+++ AVAILABLE DATA +++
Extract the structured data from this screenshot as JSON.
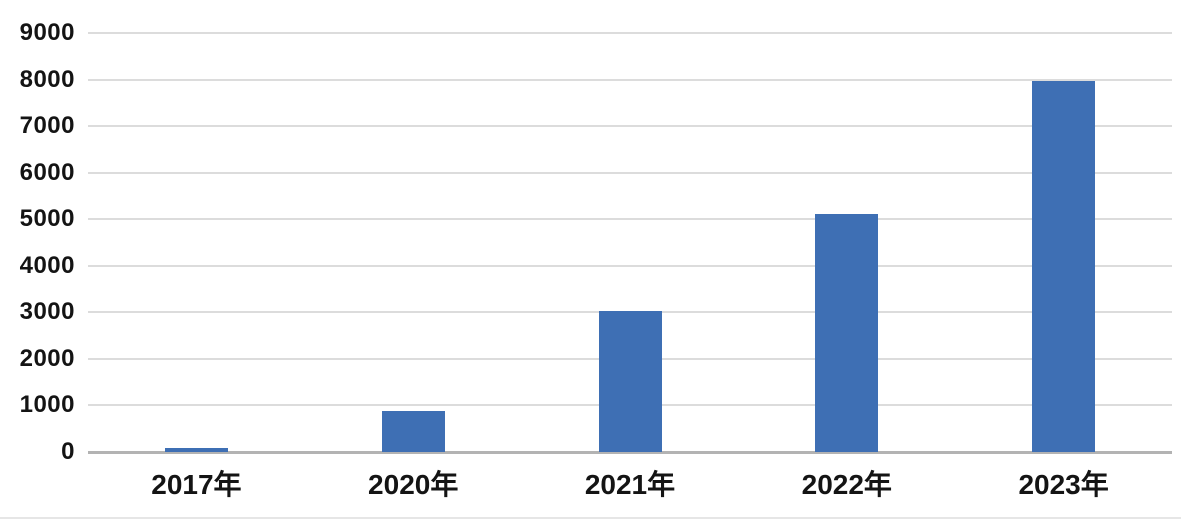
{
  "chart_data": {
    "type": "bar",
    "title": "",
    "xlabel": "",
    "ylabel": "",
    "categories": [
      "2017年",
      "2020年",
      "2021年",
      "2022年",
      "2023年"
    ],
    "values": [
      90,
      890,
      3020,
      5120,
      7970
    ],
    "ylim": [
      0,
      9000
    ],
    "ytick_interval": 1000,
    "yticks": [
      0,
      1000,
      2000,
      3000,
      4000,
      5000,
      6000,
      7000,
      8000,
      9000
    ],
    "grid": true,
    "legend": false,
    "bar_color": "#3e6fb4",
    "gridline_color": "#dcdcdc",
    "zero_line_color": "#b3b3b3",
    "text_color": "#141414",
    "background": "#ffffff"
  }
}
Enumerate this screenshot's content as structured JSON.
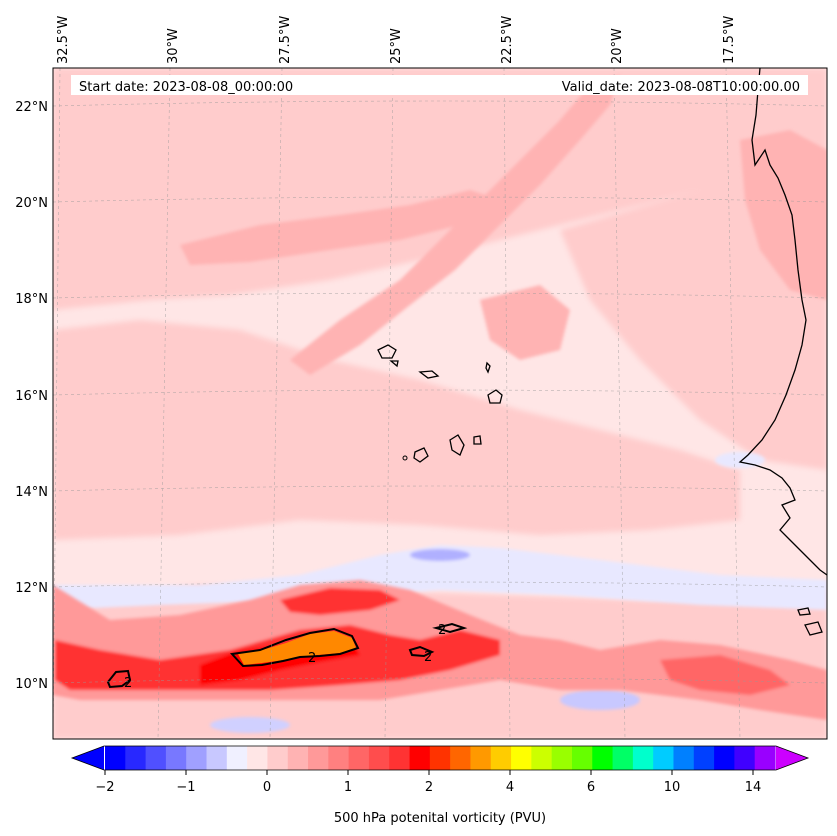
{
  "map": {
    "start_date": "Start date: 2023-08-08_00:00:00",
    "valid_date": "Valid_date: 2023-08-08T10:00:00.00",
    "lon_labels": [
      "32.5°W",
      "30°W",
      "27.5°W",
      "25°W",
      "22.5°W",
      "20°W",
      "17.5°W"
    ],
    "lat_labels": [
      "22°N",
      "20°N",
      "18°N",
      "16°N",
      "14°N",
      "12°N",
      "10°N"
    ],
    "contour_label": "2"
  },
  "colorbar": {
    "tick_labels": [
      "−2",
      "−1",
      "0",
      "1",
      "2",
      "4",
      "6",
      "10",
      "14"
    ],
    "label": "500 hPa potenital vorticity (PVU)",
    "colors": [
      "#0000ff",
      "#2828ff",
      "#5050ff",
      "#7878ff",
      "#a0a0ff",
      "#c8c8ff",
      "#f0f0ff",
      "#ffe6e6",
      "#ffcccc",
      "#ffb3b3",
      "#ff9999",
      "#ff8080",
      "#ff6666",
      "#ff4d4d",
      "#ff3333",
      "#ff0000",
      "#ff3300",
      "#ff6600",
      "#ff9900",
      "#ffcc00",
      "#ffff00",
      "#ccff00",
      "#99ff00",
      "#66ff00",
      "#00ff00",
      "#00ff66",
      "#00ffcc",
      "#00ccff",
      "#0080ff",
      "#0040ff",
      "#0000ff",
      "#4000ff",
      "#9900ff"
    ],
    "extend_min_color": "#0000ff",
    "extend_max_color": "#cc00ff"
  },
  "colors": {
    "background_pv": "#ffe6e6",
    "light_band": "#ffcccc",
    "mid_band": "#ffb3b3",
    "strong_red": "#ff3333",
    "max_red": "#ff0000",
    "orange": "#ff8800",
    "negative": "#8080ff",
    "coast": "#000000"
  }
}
+++
INSTRUCTIONS FOR THE TASK | Show every line from the entries above in which "JSON" appears.

FINISHED ANSWER |
Extract the structured data from this screenshot as JSON.
Enumerate this screenshot's content as structured JSON.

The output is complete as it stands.